> WHAT YOU WILL DO: Find the line that contains "Convert this screenshot". Repeat that line and all lines following it, exactly, through the end of the listing below.

> INFORMATION SHOWN:
***

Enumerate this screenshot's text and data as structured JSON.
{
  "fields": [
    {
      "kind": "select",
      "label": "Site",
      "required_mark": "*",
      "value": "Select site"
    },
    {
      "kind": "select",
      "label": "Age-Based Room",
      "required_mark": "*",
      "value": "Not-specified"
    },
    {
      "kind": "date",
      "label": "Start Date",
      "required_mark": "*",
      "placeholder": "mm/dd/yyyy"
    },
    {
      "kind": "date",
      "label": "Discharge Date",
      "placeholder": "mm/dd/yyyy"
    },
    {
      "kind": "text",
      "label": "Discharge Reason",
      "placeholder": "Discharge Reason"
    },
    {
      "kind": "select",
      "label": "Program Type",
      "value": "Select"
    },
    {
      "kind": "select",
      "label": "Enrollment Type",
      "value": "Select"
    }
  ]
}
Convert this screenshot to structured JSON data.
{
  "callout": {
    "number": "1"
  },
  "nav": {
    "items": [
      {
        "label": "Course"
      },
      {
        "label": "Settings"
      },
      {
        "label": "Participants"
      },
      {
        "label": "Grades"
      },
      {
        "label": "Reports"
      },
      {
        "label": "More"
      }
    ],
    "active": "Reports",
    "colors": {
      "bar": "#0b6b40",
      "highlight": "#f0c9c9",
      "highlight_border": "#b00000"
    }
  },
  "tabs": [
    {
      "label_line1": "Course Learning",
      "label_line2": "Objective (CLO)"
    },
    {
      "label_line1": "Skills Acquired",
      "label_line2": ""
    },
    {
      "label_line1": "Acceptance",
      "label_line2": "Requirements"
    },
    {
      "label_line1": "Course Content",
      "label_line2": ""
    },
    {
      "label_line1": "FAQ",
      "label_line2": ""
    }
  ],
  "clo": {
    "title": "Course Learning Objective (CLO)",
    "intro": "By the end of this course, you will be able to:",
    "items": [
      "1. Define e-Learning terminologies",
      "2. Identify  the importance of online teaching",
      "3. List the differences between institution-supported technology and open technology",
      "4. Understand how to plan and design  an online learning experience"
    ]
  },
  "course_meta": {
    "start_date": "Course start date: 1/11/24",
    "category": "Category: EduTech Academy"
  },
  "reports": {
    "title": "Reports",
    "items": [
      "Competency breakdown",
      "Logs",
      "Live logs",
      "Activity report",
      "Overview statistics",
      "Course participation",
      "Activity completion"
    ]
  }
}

***

> OUTPUT FOR THIS TASK:
Convert this screenshot to structured JSON data.
{
  "callout": {
    "number": "1"
  },
  "nav": {
    "items": [
      {
        "label": "Course"
      },
      {
        "label": "Settings"
      },
      {
        "label": "Participants"
      },
      {
        "label": "Grades"
      },
      {
        "label": "Reports"
      },
      {
        "label": "More"
      }
    ],
    "active": "Reports",
    "colors": {
      "bar": "#0b6b40",
      "highlight": "#f0c9c9",
      "highlight_border": "#b00000"
    }
  },
  "tabs": [
    {
      "label_line1": "Course Learning",
      "label_line2": "Objective (CLO)"
    },
    {
      "label_line1": "Skills Acquired",
      "label_line2": ""
    },
    {
      "label_line1": "Acceptance",
      "label_line2": "Requirements"
    },
    {
      "label_line1": "Course Content",
      "label_line2": ""
    },
    {
      "label_line1": "FAQ",
      "label_line2": ""
    }
  ],
  "clo": {
    "title": "Course Learning Objective (CLO)",
    "intro": "By the end of this course, you will be able to:",
    "items": [
      "1. Define e-Learning terminologies",
      "2. Identify  the importance of online teaching",
      "3. List the differences between institution-supported technology and open technology",
      "4. Understand how to plan and design  an online learning experience"
    ]
  },
  "course_meta": {
    "start_date": "Course start date: 1/11/24",
    "category": "Category: EduTech Academy"
  },
  "reports": {
    "title": "Reports",
    "items": [
      "Competency breakdown",
      "Logs",
      "Live logs",
      "Activity report",
      "Overview statistics",
      "Course participation",
      "Activity completion"
    ]
  }
}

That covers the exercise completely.